Objective —
Filter the entries, keeping every line with the word "grid".

Information shown —

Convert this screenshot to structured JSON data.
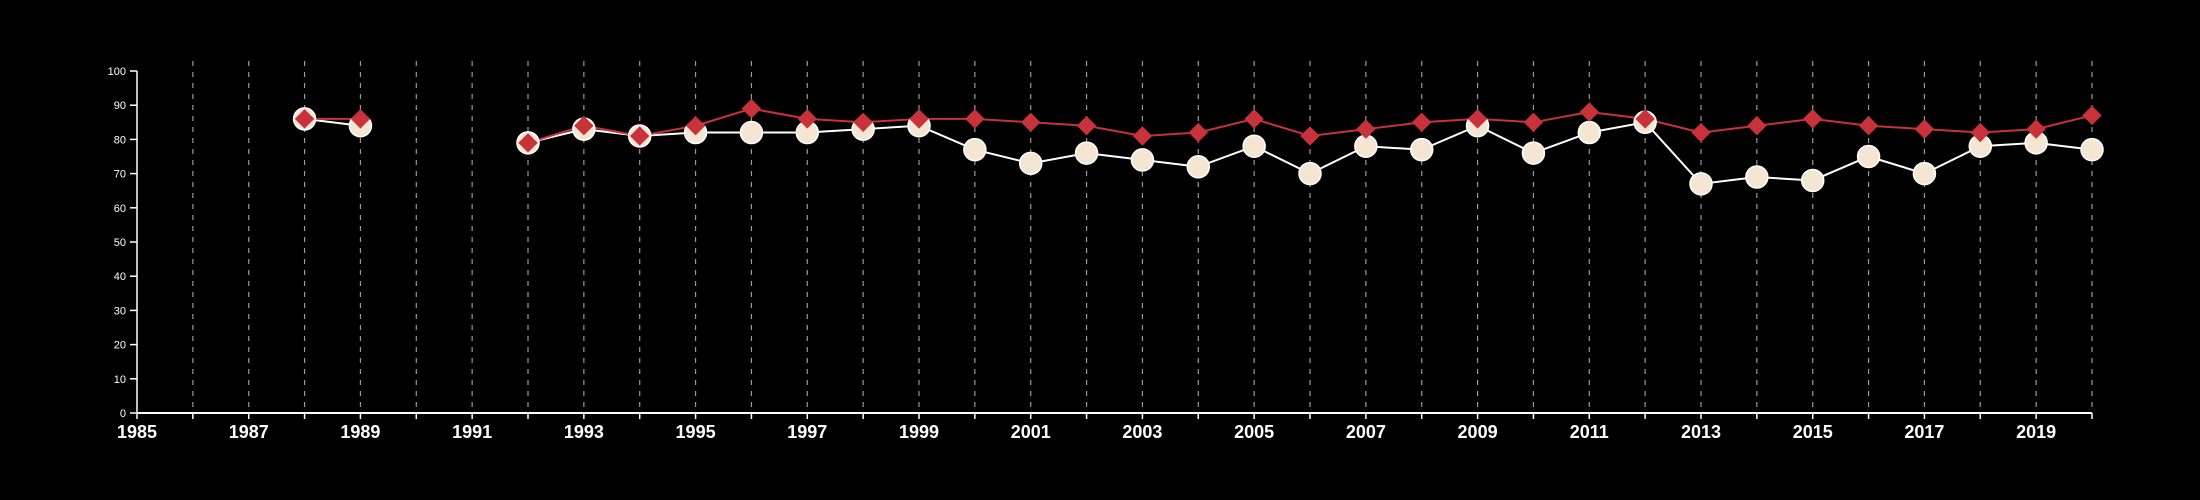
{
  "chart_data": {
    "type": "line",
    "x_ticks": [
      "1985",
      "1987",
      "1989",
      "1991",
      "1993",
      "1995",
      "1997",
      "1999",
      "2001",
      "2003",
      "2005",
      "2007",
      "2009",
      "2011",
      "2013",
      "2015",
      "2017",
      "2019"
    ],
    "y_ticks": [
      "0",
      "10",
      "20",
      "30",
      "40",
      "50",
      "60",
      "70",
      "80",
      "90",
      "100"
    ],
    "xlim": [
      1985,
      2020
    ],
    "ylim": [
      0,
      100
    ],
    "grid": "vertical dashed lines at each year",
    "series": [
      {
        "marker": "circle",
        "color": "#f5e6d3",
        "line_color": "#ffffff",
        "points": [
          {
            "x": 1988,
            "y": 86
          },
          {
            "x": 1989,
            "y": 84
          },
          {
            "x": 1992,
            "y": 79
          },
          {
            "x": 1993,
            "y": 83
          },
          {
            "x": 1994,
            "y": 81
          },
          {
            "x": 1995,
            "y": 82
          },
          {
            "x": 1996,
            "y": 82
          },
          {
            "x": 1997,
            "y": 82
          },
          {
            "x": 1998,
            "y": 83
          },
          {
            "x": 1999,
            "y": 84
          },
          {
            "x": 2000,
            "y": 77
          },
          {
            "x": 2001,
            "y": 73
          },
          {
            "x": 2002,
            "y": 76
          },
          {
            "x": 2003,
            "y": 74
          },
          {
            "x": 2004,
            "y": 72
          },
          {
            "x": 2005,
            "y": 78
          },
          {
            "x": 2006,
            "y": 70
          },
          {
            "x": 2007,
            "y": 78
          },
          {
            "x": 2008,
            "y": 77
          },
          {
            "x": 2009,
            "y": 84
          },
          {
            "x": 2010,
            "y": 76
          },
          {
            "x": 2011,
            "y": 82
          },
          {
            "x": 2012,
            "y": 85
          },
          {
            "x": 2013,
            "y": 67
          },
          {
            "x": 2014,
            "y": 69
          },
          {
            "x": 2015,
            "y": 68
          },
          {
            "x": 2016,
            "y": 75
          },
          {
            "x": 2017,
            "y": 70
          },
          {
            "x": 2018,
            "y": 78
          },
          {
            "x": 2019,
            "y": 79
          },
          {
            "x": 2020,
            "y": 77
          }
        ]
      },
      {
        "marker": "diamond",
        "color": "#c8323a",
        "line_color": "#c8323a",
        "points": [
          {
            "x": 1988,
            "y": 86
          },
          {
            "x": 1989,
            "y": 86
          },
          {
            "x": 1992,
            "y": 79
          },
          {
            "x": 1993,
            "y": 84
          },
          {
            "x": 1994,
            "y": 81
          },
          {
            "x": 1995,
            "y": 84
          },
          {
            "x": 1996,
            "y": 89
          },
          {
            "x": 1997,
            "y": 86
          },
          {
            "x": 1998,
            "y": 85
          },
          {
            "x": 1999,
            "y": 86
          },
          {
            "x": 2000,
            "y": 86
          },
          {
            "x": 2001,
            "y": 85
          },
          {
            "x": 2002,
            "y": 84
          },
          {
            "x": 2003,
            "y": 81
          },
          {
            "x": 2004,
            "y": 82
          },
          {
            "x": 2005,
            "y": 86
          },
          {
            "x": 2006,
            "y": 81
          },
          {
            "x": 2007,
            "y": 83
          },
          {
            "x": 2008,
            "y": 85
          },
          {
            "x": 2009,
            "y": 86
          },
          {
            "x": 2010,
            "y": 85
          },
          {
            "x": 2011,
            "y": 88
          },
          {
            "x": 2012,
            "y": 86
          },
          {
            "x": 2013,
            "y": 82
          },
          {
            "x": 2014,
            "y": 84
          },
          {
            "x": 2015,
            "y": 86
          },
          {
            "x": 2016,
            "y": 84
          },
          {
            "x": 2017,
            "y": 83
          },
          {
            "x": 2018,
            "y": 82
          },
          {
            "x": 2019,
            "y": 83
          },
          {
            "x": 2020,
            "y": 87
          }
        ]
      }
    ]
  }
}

--

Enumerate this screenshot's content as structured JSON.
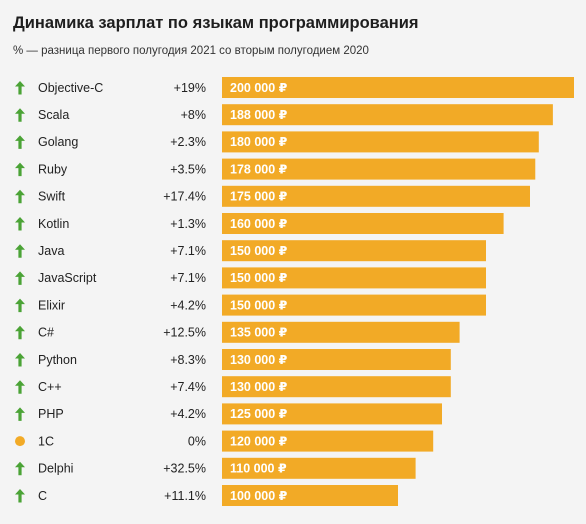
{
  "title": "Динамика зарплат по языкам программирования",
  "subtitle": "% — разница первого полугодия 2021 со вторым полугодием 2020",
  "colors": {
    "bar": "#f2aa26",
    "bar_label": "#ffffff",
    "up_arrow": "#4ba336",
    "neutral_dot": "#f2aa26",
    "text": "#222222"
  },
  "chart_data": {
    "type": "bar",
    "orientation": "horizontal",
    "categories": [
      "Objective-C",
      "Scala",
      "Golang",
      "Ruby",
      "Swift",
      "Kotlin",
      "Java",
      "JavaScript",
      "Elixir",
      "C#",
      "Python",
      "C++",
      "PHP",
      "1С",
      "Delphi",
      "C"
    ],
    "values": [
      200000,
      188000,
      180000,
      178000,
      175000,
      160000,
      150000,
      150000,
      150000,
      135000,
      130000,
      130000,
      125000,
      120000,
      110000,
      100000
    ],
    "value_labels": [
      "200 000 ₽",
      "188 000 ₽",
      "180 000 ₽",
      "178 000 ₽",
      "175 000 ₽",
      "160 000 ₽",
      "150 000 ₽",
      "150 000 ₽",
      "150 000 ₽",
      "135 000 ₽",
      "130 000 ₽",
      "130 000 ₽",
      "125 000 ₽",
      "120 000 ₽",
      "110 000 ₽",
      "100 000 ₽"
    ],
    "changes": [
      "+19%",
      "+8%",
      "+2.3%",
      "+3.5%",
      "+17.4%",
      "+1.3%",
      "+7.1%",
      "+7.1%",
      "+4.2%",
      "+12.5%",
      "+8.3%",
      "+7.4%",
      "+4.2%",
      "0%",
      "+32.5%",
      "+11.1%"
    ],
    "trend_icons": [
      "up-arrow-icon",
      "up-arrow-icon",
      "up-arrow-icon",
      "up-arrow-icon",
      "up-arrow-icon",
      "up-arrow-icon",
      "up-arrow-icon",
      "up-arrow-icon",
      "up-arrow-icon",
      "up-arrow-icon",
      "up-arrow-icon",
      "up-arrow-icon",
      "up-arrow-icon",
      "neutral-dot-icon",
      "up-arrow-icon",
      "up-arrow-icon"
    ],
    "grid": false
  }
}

...

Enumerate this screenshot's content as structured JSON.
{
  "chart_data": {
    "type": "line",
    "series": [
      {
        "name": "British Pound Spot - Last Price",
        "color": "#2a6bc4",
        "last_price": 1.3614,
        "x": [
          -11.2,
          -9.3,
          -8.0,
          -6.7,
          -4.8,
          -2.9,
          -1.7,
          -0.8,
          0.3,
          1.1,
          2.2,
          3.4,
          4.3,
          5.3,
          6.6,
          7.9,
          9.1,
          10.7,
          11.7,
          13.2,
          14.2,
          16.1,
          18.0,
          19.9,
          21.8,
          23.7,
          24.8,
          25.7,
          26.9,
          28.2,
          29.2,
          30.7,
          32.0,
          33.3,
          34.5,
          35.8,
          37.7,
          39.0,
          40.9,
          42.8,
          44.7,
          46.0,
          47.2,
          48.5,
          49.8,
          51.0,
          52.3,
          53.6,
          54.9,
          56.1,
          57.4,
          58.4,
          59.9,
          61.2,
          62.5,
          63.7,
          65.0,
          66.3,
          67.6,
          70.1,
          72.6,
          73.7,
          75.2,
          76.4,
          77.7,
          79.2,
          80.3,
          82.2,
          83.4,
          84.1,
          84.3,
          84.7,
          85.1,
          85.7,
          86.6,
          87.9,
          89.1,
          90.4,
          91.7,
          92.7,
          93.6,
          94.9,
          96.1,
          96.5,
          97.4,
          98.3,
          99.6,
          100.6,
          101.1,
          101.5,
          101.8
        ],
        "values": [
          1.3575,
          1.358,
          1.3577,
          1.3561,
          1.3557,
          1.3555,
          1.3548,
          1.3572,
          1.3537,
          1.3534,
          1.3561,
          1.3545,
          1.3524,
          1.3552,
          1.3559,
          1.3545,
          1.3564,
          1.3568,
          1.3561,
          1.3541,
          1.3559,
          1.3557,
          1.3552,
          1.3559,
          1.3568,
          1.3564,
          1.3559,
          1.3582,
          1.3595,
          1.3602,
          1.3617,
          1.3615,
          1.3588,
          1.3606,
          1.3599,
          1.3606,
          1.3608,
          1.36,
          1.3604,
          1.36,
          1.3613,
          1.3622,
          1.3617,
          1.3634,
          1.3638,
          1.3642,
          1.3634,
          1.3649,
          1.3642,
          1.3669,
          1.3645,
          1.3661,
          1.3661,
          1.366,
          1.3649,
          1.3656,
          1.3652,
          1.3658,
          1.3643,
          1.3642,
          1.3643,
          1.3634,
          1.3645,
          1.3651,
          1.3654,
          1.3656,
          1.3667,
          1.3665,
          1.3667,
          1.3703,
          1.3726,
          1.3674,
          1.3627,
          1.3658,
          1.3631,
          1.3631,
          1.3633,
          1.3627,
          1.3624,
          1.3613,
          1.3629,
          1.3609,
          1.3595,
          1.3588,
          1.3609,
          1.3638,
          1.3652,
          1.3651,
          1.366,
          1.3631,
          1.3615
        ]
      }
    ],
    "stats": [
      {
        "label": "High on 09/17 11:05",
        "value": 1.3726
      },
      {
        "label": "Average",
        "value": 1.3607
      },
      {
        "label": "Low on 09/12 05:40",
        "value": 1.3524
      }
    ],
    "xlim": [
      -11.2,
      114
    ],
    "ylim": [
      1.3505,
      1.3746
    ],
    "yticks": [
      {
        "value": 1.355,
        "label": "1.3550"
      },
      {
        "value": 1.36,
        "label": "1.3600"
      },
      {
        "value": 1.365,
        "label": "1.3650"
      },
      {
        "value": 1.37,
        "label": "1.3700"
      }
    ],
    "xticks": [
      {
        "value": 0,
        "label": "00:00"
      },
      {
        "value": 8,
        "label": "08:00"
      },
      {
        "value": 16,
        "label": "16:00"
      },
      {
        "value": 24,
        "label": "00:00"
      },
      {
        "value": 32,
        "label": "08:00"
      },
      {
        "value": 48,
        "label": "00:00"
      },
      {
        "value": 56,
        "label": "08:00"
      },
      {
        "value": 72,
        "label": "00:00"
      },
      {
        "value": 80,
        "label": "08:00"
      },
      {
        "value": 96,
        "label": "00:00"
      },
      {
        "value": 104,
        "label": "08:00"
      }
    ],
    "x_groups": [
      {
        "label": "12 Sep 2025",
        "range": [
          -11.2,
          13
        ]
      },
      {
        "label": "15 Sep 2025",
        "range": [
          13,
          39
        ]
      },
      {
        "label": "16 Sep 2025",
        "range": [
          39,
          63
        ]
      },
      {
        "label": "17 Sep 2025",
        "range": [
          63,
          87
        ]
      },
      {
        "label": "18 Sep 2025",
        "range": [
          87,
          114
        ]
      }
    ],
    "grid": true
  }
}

The completed task —
    "grid": "vertical dashed lines at each year",
    "grid": false
    "grid": true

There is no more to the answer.